Set down the whole listing verbatim.
- - -
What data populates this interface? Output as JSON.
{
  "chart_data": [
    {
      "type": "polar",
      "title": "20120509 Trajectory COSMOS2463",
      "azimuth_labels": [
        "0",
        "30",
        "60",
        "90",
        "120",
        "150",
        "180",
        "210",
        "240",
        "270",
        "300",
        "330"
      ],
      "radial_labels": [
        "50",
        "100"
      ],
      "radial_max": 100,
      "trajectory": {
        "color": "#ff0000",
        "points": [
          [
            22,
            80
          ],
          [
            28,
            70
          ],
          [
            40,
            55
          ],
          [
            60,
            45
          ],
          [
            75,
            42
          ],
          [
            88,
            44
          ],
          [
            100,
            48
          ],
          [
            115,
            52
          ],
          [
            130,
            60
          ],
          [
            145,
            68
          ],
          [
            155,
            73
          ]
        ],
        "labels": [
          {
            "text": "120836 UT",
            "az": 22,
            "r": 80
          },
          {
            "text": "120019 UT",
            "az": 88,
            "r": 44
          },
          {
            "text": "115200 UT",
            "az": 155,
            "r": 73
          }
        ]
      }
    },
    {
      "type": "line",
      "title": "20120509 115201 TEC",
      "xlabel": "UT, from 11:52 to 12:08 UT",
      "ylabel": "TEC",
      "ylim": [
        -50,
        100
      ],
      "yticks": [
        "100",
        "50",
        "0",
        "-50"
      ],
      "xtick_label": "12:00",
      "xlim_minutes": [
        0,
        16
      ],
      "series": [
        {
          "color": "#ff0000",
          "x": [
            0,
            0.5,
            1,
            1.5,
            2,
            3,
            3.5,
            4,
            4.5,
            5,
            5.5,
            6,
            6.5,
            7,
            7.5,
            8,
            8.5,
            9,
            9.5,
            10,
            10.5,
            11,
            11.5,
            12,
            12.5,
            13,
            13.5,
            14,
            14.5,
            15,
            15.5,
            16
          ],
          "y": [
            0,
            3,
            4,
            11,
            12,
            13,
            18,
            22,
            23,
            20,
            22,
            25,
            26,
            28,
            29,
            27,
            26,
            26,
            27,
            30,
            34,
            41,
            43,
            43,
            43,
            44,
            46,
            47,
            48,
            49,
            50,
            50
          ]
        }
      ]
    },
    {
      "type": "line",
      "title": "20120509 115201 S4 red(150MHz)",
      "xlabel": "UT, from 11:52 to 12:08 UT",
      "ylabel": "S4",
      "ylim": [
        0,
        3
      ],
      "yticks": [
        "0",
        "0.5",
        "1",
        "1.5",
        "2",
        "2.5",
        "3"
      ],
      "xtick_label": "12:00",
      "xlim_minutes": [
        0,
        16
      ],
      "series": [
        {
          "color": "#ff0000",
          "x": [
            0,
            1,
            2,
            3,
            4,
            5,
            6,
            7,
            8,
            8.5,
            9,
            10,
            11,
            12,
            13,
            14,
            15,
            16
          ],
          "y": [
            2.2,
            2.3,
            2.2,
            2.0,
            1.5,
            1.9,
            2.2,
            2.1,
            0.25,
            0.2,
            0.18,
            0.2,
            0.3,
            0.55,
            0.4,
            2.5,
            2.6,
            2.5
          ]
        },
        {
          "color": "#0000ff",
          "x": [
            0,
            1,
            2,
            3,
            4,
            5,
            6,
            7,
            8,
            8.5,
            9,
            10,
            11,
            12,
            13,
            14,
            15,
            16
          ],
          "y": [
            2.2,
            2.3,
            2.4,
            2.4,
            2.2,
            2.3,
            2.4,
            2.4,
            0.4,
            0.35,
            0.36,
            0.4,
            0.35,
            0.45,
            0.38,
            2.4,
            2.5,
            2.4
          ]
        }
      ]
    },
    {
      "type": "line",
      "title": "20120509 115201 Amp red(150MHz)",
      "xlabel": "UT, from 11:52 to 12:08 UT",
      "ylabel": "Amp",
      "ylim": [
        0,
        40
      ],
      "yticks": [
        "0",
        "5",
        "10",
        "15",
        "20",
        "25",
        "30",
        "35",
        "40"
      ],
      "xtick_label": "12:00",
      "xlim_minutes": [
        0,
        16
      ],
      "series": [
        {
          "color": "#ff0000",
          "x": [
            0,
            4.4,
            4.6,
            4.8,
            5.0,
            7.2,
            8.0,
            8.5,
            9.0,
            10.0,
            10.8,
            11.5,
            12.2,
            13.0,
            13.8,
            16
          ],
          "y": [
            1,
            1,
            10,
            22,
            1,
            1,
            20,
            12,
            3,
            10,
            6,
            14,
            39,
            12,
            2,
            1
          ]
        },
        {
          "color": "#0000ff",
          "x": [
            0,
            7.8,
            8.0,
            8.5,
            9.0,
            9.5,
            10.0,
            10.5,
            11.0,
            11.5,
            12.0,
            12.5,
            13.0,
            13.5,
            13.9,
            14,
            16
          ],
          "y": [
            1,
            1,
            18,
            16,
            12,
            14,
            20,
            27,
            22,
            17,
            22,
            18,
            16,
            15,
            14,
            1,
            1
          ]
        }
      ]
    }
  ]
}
- - -
**THE ANSWER**
What data populates this interface? Output as JSON.
{
  "chart_data": [
    {
      "type": "polar",
      "title": "20120509 Trajectory COSMOS2463",
      "azimuth_labels": [
        "0",
        "30",
        "60",
        "90",
        "120",
        "150",
        "180",
        "210",
        "240",
        "270",
        "300",
        "330"
      ],
      "radial_labels": [
        "50",
        "100"
      ],
      "radial_max": 100,
      "trajectory": {
        "color": "#ff0000",
        "points": [
          [
            22,
            80
          ],
          [
            28,
            70
          ],
          [
            40,
            55
          ],
          [
            60,
            45
          ],
          [
            75,
            42
          ],
          [
            88,
            44
          ],
          [
            100,
            48
          ],
          [
            115,
            52
          ],
          [
            130,
            60
          ],
          [
            145,
            68
          ],
          [
            155,
            73
          ]
        ],
        "labels": [
          {
            "text": "120836 UT",
            "az": 22,
            "r": 80
          },
          {
            "text": "120019 UT",
            "az": 88,
            "r": 44
          },
          {
            "text": "115200 UT",
            "az": 155,
            "r": 73
          }
        ]
      }
    },
    {
      "type": "line",
      "title": "20120509 115201 TEC",
      "xlabel": "UT, from 11:52 to 12:08 UT",
      "ylabel": "TEC",
      "ylim": [
        -50,
        100
      ],
      "yticks": [
        "100",
        "50",
        "0",
        "-50"
      ],
      "xtick_label": "12:00",
      "xlim_minutes": [
        0,
        16
      ],
      "series": [
        {
          "color": "#ff0000",
          "x": [
            0,
            0.5,
            1,
            1.5,
            2,
            3,
            3.5,
            4,
            4.5,
            5,
            5.5,
            6,
            6.5,
            7,
            7.5,
            8,
            8.5,
            9,
            9.5,
            10,
            10.5,
            11,
            11.5,
            12,
            12.5,
            13,
            13.5,
            14,
            14.5,
            15,
            15.5,
            16
          ],
          "y": [
            0,
            3,
            4,
            11,
            12,
            13,
            18,
            22,
            23,
            20,
            22,
            25,
            26,
            28,
            29,
            27,
            26,
            26,
            27,
            30,
            34,
            41,
            43,
            43,
            43,
            44,
            46,
            47,
            48,
            49,
            50,
            50
          ]
        }
      ]
    },
    {
      "type": "line",
      "title": "20120509 115201 S4 red(150MHz)",
      "xlabel": "UT, from 11:52 to 12:08 UT",
      "ylabel": "S4",
      "ylim": [
        0,
        3
      ],
      "yticks": [
        "0",
        "0.5",
        "1",
        "1.5",
        "2",
        "2.5",
        "3"
      ],
      "xtick_label": "12:00",
      "xlim_minutes": [
        0,
        16
      ],
      "series": [
        {
          "color": "#ff0000",
          "x": [
            0,
            1,
            2,
            3,
            4,
            5,
            6,
            7,
            8,
            8.5,
            9,
            10,
            11,
            12,
            13,
            14,
            15,
            16
          ],
          "y": [
            2.2,
            2.3,
            2.2,
            2.0,
            1.5,
            1.9,
            2.2,
            2.1,
            0.25,
            0.2,
            0.18,
            0.2,
            0.3,
            0.55,
            0.4,
            2.5,
            2.6,
            2.5
          ]
        },
        {
          "color": "#0000ff",
          "x": [
            0,
            1,
            2,
            3,
            4,
            5,
            6,
            7,
            8,
            8.5,
            9,
            10,
            11,
            12,
            13,
            14,
            15,
            16
          ],
          "y": [
            2.2,
            2.3,
            2.4,
            2.4,
            2.2,
            2.3,
            2.4,
            2.4,
            0.4,
            0.35,
            0.36,
            0.4,
            0.35,
            0.45,
            0.38,
            2.4,
            2.5,
            2.4
          ]
        }
      ]
    },
    {
      "type": "line",
      "title": "20120509 115201 Amp red(150MHz)",
      "xlabel": "UT, from 11:52 to 12:08 UT",
      "ylabel": "Amp",
      "ylim": [
        0,
        40
      ],
      "yticks": [
        "0",
        "5",
        "10",
        "15",
        "20",
        "25",
        "30",
        "35",
        "40"
      ],
      "xtick_label": "12:00",
      "xlim_minutes": [
        0,
        16
      ],
      "series": [
        {
          "color": "#ff0000",
          "x": [
            0,
            4.4,
            4.6,
            4.8,
            5.0,
            7.2,
            8.0,
            8.5,
            9.0,
            10.0,
            10.8,
            11.5,
            12.2,
            13.0,
            13.8,
            16
          ],
          "y": [
            1,
            1,
            10,
            22,
            1,
            1,
            20,
            12,
            3,
            10,
            6,
            14,
            39,
            12,
            2,
            1
          ]
        },
        {
          "color": "#0000ff",
          "x": [
            0,
            7.8,
            8.0,
            8.5,
            9.0,
            9.5,
            10.0,
            10.5,
            11.0,
            11.5,
            12.0,
            12.5,
            13.0,
            13.5,
            13.9,
            14,
            16
          ],
          "y": [
            1,
            1,
            18,
            16,
            12,
            14,
            20,
            27,
            22,
            17,
            22,
            18,
            16,
            15,
            14,
            1,
            1
          ]
        }
      ]
    }
  ]
}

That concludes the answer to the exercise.